> **Things to do**
• a. Transcribe the passage on self-published research, starting at "Self-published research also" and ending at "to other editors.".
• b. In the passage on self-published research, what may be useful to cite when research is announced at a scientific meeting or on a research Web site?
• c. Resume the passage on self-published research, continuing after its last sentence.

> **Passage**
Distinguished from self-published literature[edit]

Some journals encourage researchers to accompany primary research articles with a large volume of "supplementary data". This data is not part of the main research paper, but is downloaded from the publisher's Web site separately. In some cases, especially among the most highly competitive journals, this supplementary data may originally have been submitted as part of the paper, but needed to be cut out to bring the article down to a certain size. In others, it may simply be extra information offered by the researchers, or link to a research Web site that may or may not continue to change over time. Therefore, it may not be obvious whether or not the supplemental data has actually undergone peer review, though the general qualification of the authors is not at issue. Editors should consider the advice of WP:SPS: "if the information in question is really worth reporting, someone else is likely to have done so." In this case, if the supplemental data is as important as you believe, it probably should be described somewhere in the parent article.

Self-published research also includes public announcements at scientific meetings or on research Web sites. In this case it may be useful to cite a media report to make the importance of the announcement clear to other editors.

> **Raw data**

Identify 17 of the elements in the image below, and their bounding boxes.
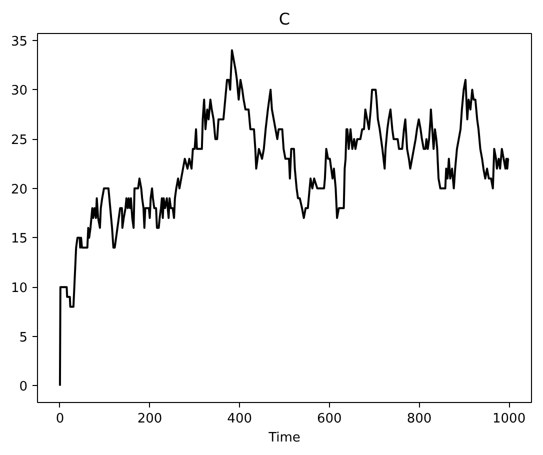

> **Solved tasks**
• a.
Self-published research also includes public announcements at scientific meetings or on research Web sites. In this case it may be useful to cite a media report to make the importance of the announcement clear to other editors.

• b. A media report, to make the importance of the announcement clear to other editors.

• c.
Finding the primary publication from a news article[edit]

A very common reason to look for primary literature for Wikipedia is that a breakthrough result has just been reported in the news, and you need more information. Unfortunately, newspapers sometimes print only the name of the university at which research was done, making it difficult to find the original reference. To find the primary article:

  • Track backward from the news article you encounter to earlier versions. Typically the first publication of a news article is the best, and subsequent versions are truncated or rewritten with less information. One way to do this is to use Yahoo News to find all news articles that use a name or a distinct quoted phrase. Sort these articles by date rather than relevance, and choose the last page of search results. The oldest articles in this list should at least mention the name of the newspaper that first broke the news story. Ideally, you will find the names of one or more of the authors of the scientific study or the journal in which it was published.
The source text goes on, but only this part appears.